• Direction 1:
In the staff reading list, which federal act gave rise to the low-income homeownership programs examined in Race for Profit?
• Direction 2:
From the staff reading list, reproduce everything from "In anticipation of" down to "subjects and themes.".

• Document section:
Research, trends, and perspective from the Harvard Joint Center for Housing Studies

What We’ve Been Reading (and Listening to) This Year

In anticipation of the holiday break, which for those of us in the Northeast is a time of short, cold days, we asked our staff to recommend some books, articles, programs, and/or podcasts they found particularly interesting over the last year. Here are the wide array of recommendations—some clearly related to housing, some tangentially related, and some that primarily touch on broader subjects and themes.

Whitney Airgood-Obrycki, Senior Research Analyst
My first pick of this year is the Freddie Mac Multifamily Podcast. Steve Guggenmos and Corey Aber interview housing experts, and the topics this year included federal programs, supply shortages, and the affordability crisis. I always learn something new from it. In Race for Profit: How Banks and the Real Estate Industry Undermined Black Homeownership, Keeanga-Yamahtta Taylor examines low-income homeownership programs that emerged from the federal Housing and Urban Development Act of 1968. She frames these programs as a form of predatory inclusion that extended credit and shaky homeownership to low-income households while extracting maximum profit from a substandard housing stock and from black women in particular who had virtually no other options. I’m just finishing this book, and it has been a heartbreaking read. In the much lighter book Radical Suburbs, Amanda Kolson Hurley, a writer who specializes in architecture and urban planning and is a senior editor at CityLab, challenges the stereotypical image of suburbia by describing the history of six Northeastern suburbs that were built on radical or utopian ideals. The histories are fascinating, the book is beautifully written, and it’s short enough to devour in a day!

• Source material:
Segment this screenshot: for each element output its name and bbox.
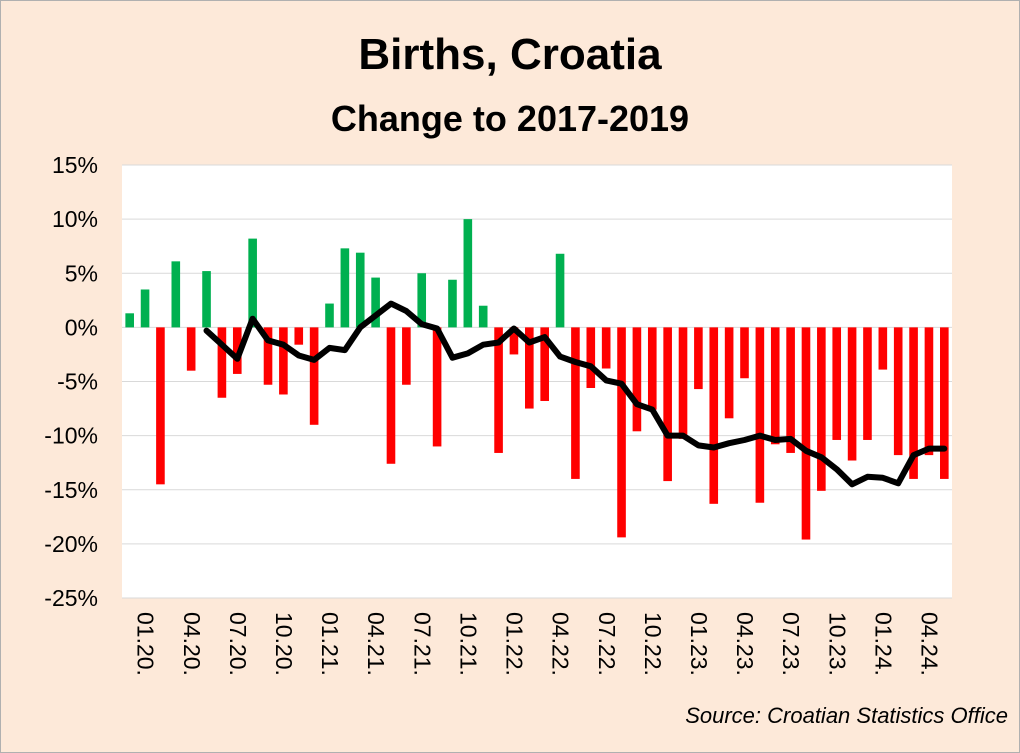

• Solution 1:
The Housing and Urban Development Act of 1968.

• Solution 2:
In anticipation of the holiday break, which for those of us in the Northeast is a time of short, cold days, we asked our staff to recommend some books, articles, programs, and/or podcasts they found particularly interesting over the last year. Here are the wide array of recommendations—some clearly related to housing, some tangentially related, and some that primarily touch on broader subjects and themes.